→ Excerpted text
(begin)

Many valuers are concerned about whether or not they can be held personally liable for valuations prepared as employees. This article considers the position of an employed valuer and whether his employment or insurance can shield him or her from bankruptcy should things go badly wrong.
Can a successful action be brought against a valuer severally to the company which employed him/her? (Assuming no fraud was involved by the valuer).
The typical claims made by people suing valuers are in contract (typically for breach of an implied term to take reasonable care), in tort for negligence, or for misleading and deceptive conduct under s 52 of the Trade Practices Act or s 42 of the Fair Trading Act.
Assuming (as one would expect would be the universal practice) all contracts entered into between with customers of a valuation business would be between the company conducting the business and the customers (with none of the employed valuers being parties to such contracts, there would be no contractual claim any customer could bring against any employed valuer. That is because non-parties to an agreement cannot be sued under the law of contract. Thus there is no risk to employed valuers from claims made in contract by customers claiming losses. Other persons who are not even themselves parties to the contract with the valuation company (for example, lenders not commissioning a valuation who suffer loss by relying upon it) cannot sue the valuation company in contract, let alone an employed valuer.
A claim in negligence, being a tort claim, does not depend upon the existence of any contract between plaintiff and defendant, and thus the fact that the employed valuer will not have entered into any contract with a customer in a personal capacity is no defence. An employee is concurrently liable with his or her employer for any torts committed by the employee during the course of employment. The employee remains concurrently liable even if the employee’s acts were carried out bona fide in the course of that employment, and even if the employer instructed the employee to carry them out. The employer’s liability is pursuant to the doctrine of vicarious liability. An employee is, however, liable only for torts personally committed by that employee, and is not vicariously liable for the torts of persons under his or her supervision.

(end)

→ Collected data
(begin)

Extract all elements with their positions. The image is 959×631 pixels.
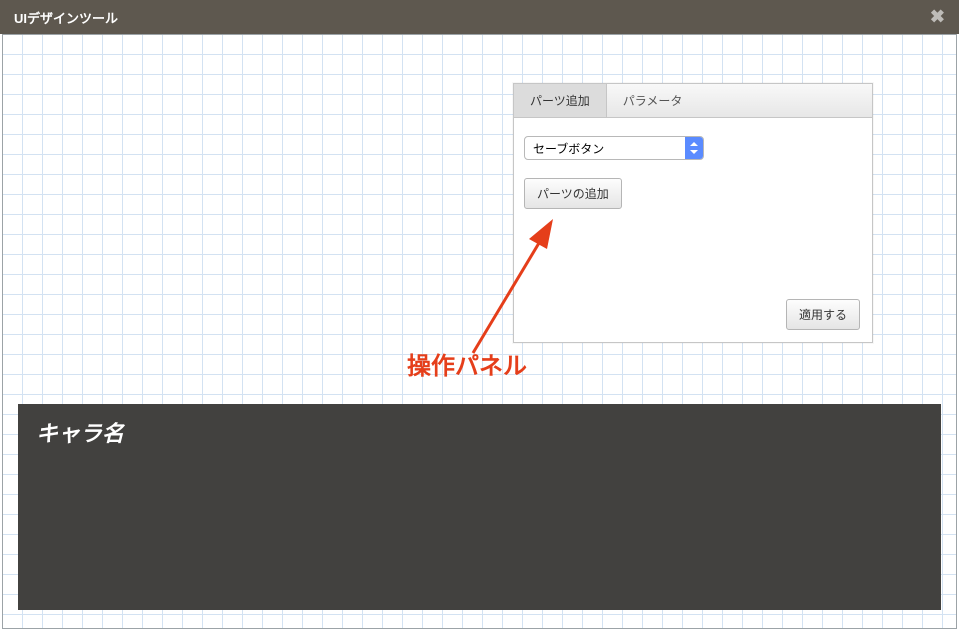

(end)

→ What is asked
Reproduce the article on the personal liability of employed valuers in its entirety, word for word. The lines serve no purpose in this exercise.

→ Task result
Many valuers are concerned about whether or not they can be held personally liable for valuations prepared as employees. This article considers the position of an employed valuer and whether his employment or insurance can shield him or her from bankruptcy should things go badly wrong.
Can a successful action be brought against a valuer severally to the company which employed him/her? (Assuming no fraud was involved by the valuer).
The typical claims made by people suing valuers are in contract (typically for breach of an implied term to take reasonable care), in tort for negligence, or for misleading and deceptive conduct under s 52 of the Trade Practices Act or s 42 of the Fair Trading Act.
Assuming (as one would expect would be the universal practice) all contracts entered into between with customers of a valuation business would be between the company conducting the business and the customers (with none of the employed valuers being parties to such contracts, there would be no contractual claim any customer could bring against any employed valuer. That is because non-parties to an agreement cannot be sued under the law of contract. Thus there is no risk to employed valuers from claims made in contract by customers claiming losses. Other persons who are not even themselves parties to the contract with the valuation company (for example, lenders not commissioning a valuation who suffer loss by relying upon it) cannot sue the valuation company in contract, let alone an employed valuer.
A claim in negligence, being a tort claim, does not depend upon the existence of any contract between plaintiff and defendant, and thus the fact that the employed valuer will not have entered into any contract with a customer in a personal capacity is no defence. An employee is concurrently liable with his or her employer for any torts committed by the employee during the course of employment. The employee remains concurrently liable even if the employee’s acts were carried out bona fide in the course of that employment, and even if the employer instructed the employee to carry them out. The employer’s liability is pursuant to the doctrine of vicarious liability. An employee is, however, liable only for torts personally committed by that employee, and is not vicariously liable for the torts of persons under his or her supervision.